Written instruction ▸ Show every line containing "Cube" by copying it.

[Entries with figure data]
════════════════
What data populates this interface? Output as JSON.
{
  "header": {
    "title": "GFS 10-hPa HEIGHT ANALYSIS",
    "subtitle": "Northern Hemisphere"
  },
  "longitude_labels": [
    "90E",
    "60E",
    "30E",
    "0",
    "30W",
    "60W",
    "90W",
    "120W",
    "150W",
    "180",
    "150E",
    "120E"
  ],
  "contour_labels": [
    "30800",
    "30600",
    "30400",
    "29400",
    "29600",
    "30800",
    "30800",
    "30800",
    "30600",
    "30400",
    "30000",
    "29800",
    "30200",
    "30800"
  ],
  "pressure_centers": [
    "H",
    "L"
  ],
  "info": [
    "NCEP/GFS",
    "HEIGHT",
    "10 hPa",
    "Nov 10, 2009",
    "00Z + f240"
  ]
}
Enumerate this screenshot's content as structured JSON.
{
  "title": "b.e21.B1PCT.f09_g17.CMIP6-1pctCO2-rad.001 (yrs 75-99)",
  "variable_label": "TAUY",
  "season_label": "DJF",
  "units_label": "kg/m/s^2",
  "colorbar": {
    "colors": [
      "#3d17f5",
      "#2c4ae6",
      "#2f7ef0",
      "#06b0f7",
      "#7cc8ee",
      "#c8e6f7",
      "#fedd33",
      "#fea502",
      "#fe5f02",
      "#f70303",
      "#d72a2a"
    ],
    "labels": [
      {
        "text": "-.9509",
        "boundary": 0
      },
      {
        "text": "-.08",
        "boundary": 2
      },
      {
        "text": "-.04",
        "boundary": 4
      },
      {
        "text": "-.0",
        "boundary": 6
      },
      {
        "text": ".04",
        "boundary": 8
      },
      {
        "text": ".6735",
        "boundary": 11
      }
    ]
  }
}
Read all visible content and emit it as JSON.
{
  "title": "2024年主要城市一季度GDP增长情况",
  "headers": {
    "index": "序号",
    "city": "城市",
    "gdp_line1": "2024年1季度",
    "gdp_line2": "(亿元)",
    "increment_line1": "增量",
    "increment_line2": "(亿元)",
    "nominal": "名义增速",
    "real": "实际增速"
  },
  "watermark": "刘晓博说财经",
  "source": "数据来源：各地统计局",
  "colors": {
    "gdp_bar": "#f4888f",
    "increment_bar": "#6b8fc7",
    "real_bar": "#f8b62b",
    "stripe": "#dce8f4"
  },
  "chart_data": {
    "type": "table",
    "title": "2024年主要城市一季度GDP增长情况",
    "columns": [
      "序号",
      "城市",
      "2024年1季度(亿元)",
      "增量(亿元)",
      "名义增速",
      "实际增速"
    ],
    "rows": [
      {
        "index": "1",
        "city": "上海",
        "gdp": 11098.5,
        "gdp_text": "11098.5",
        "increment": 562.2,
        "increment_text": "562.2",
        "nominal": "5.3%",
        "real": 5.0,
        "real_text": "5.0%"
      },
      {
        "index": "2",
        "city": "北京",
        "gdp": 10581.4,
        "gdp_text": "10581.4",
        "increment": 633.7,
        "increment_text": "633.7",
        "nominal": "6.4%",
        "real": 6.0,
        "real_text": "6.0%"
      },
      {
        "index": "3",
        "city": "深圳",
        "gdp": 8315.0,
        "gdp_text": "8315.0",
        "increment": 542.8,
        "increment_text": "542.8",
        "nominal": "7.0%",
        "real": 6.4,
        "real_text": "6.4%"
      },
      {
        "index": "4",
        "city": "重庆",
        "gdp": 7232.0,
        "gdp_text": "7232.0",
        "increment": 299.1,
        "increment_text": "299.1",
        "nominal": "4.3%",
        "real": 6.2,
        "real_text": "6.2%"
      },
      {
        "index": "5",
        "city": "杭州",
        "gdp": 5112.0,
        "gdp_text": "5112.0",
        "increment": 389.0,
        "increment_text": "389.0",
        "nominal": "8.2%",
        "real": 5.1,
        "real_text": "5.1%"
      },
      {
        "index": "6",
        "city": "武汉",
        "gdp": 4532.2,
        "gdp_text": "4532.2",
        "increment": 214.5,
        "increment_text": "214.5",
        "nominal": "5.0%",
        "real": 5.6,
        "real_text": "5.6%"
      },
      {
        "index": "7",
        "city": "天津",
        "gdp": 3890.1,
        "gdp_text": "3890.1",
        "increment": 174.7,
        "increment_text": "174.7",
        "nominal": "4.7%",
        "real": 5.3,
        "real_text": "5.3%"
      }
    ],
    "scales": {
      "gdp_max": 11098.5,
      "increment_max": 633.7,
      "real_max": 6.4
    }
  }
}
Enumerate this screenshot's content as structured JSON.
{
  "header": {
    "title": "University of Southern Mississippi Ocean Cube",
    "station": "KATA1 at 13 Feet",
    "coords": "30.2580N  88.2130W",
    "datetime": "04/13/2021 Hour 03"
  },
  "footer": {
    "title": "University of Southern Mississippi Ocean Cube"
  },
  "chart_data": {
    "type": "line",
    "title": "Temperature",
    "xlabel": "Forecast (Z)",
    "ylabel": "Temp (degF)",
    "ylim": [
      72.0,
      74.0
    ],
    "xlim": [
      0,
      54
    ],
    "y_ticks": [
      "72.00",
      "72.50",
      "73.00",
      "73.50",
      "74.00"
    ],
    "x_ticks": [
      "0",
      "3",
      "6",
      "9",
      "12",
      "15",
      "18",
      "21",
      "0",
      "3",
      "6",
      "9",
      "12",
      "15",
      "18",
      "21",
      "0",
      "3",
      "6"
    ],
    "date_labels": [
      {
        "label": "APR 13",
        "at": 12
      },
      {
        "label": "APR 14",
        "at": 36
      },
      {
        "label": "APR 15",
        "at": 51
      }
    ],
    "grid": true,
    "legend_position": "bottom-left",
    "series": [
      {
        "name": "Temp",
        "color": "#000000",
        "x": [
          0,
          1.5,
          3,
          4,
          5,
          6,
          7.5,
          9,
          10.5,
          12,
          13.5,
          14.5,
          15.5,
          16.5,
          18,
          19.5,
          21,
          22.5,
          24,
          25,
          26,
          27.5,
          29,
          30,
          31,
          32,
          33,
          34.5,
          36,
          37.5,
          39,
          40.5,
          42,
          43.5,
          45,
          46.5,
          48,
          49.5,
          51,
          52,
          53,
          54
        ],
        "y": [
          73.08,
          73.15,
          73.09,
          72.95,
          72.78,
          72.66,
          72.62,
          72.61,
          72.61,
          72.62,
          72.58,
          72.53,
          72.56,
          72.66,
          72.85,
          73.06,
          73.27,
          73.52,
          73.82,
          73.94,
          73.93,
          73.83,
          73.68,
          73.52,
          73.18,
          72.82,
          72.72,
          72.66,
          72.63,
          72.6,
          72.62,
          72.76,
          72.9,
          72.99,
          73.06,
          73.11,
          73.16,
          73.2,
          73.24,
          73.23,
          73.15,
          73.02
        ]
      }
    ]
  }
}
════════════════
Result for this exercise ▸
    "title": "University of Southern Mississippi Ocean Cube",
    "title": "University of Southern Mississippi Ocean Cube"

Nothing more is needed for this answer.